**Prompt:** Keep the images out and copy every entry below exactly.

**Supplied material:**
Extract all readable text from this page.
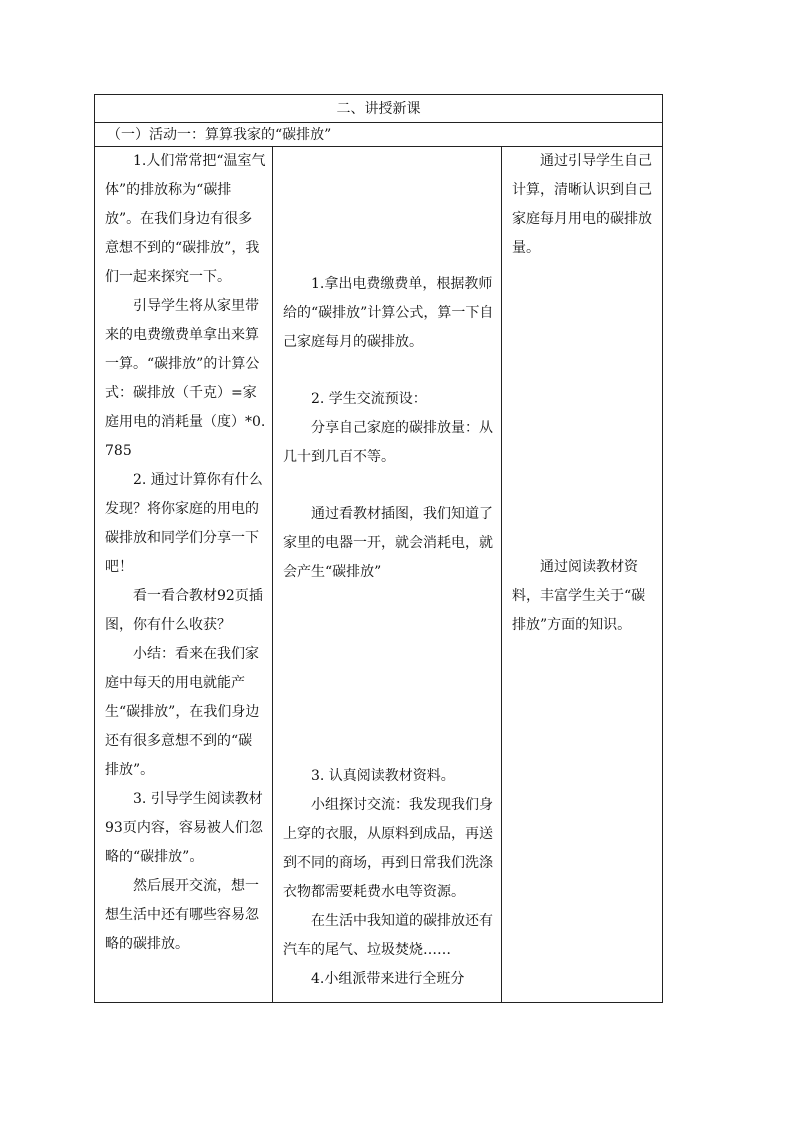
二、讲授新课
（一）活动一：算算我家的“碳排放”

1.人们常常把“温室气体”的排放称为“碳排放”。在我们身边有很多意想不到的“碳排放”，我们一起来探究一下。

引导学生将从家里带来的电费缴费单拿出来算一算。“碳排放”的计算公式：碳排放（千克）=家庭用电的消耗量（度）*0.785

2. 通过计算你有什么发现？将你家庭的用电的碳排放和同学们分享一下吧！

看一看合教材92页插图，你有什么收获？

小结：看来在我们家庭中每天的用电就能产生“碳排放”，在我们身边还有很多意想不到的“碳排放”。

3. 引导学生阅读教材93页内容，容易被人们忽略的“碳排放”。

然后展开交流，想一想生活中还有哪些容易忽略的碳排放。

1.拿出电费缴费单，根据教师给的“碳排放”计算公式，算一下自己家庭每月的碳排放。

2. 学生交流预设：

分享自己家庭的碳排放量：从几十到几百不等。

通过看教材插图，我们知道了家里的电器一开，就会消耗电，就会产生“碳排放”

3. 认真阅读教材资料。

小组探讨交流：我发现我们身上穿的衣服，从原料到成品，再送到不同的商场，再到日常我们洗涤衣物都需要耗费水电等资源。

在生活中我知道的碳排放还有汽车的尾气、垃圾焚烧……

4.小组派带来进行全班分

通过引导学生自己计算，清晰认识到自己家庭每月用电的碳排放量。

通过阅读教材资料，丰富学生关于“碳排放”方面的知识。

**The response:**
Extract all readable text from this page.
二、讲授新课
（一）活动一：算算我家的“碳排放”

1.人们常常把“温室气体”的排放称为“碳排放”。在我们身边有很多意想不到的“碳排放”，我们一起来探究一下。

引导学生将从家里带来的电费缴费单拿出来算一算。“碳排放”的计算公式：碳排放（千克）=家庭用电的消耗量（度）*0.785

2. 通过计算你有什么发现？将你家庭的用电的碳排放和同学们分享一下吧！

看一看合教材92页插图，你有什么收获？

小结：看来在我们家庭中每天的用电就能产生“碳排放”，在我们身边还有很多意想不到的“碳排放”。

3. 引导学生阅读教材93页内容，容易被人们忽略的“碳排放”。

然后展开交流，想一想生活中还有哪些容易忽略的碳排放。

1.拿出电费缴费单，根据教师给的“碳排放”计算公式，算一下自己家庭每月的碳排放。

2. 学生交流预设：

分享自己家庭的碳排放量：从几十到几百不等。

通过看教材插图，我们知道了家里的电器一开，就会消耗电，就会产生“碳排放”

3. 认真阅读教材资料。

小组探讨交流：我发现我们身上穿的衣服，从原料到成品，再送到不同的商场，再到日常我们洗涤衣物都需要耗费水电等资源。

在生活中我知道的碳排放还有汽车的尾气、垃圾焚烧……

4.小组派带来进行全班分

通过引导学生自己计算，清晰认识到自己家庭每月用电的碳排放量。

通过阅读教材资料，丰富学生关于“碳排放”方面的知识。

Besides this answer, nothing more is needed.